▶ SET EXERCISE
Will you transcribe the entries that follow, exactly and in full?

▶ MATERIALS PROVIDED
++++++++

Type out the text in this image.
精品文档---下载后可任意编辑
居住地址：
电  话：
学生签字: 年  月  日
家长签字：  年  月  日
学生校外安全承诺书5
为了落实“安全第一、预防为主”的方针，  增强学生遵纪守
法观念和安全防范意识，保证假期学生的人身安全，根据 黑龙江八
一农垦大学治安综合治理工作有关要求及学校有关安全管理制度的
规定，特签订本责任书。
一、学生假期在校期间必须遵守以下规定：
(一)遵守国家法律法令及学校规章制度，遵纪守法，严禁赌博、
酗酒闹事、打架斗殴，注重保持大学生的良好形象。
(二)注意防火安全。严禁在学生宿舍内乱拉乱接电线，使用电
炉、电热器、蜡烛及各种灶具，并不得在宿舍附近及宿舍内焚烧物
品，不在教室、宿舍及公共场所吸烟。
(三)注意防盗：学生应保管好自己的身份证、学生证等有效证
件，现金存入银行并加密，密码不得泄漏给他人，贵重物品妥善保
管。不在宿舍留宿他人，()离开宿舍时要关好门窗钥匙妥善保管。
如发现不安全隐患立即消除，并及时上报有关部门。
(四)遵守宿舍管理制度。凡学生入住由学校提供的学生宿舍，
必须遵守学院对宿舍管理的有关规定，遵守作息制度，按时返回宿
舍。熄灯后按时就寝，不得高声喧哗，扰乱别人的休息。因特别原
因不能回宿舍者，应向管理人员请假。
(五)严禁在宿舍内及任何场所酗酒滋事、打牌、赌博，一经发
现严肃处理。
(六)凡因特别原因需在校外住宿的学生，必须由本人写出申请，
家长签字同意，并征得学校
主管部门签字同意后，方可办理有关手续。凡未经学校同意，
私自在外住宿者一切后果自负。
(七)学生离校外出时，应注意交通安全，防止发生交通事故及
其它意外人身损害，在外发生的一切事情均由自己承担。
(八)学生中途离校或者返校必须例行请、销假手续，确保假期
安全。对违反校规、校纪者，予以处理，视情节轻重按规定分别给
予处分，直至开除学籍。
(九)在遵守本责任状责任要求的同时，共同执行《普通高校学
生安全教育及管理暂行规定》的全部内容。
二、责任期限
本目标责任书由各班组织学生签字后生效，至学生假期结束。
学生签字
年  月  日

++++++++

▶ SOLUTION TO THIS PROBLEM
Type out the text in this image.
精品文档---下载后可任意编辑
居住地址：
电  话：
学生签字: 年  月  日
家长签字：  年  月  日
学生校外安全承诺书5
为了落实“安全第一、预防为主”的方针，  增强学生遵纪守
法观念和安全防范意识，保证假期学生的人身安全，根据 黑龙江八
一农垦大学治安综合治理工作有关要求及学校有关安全管理制度的
规定，特签订本责任书。
一、学生假期在校期间必须遵守以下规定：
(一)遵守国家法律法令及学校规章制度，遵纪守法，严禁赌博、
酗酒闹事、打架斗殴，注重保持大学生的良好形象。
(二)注意防火安全。严禁在学生宿舍内乱拉乱接电线，使用电
炉、电热器、蜡烛及各种灶具，并不得在宿舍附近及宿舍内焚烧物
品，不在教室、宿舍及公共场所吸烟。
(三)注意防盗：学生应保管好自己的身份证、学生证等有效证
件，现金存入银行并加密，密码不得泄漏给他人，贵重物品妥善保
管。不在宿舍留宿他人，()离开宿舍时要关好门窗钥匙妥善保管。
如发现不安全隐患立即消除，并及时上报有关部门。
(四)遵守宿舍管理制度。凡学生入住由学校提供的学生宿舍，
必须遵守学院对宿舍管理的有关规定，遵守作息制度，按时返回宿
舍。熄灯后按时就寝，不得高声喧哗，扰乱别人的休息。因特别原
因不能回宿舍者，应向管理人员请假。
(五)严禁在宿舍内及任何场所酗酒滋事、打牌、赌博，一经发
现严肃处理。
(六)凡因特别原因需在校外住宿的学生，必须由本人写出申请，
家长签字同意，并征得学校
主管部门签字同意后，方可办理有关手续。凡未经学校同意，
私自在外住宿者一切后果自负。
(七)学生离校外出时，应注意交通安全，防止发生交通事故及
其它意外人身损害，在外发生的一切事情均由自己承担。
(八)学生中途离校或者返校必须例行请、销假手续，确保假期
安全。对违反校规、校纪者，予以处理，视情节轻重按规定分别给
予处分，直至开除学籍。
(九)在遵守本责任状责任要求的同时，共同执行《普通高校学
生安全教育及管理暂行规定》的全部内容。
二、责任期限
本目标责任书由各班组织学生签字后生效，至学生假期结束。
学生签字
年  月  日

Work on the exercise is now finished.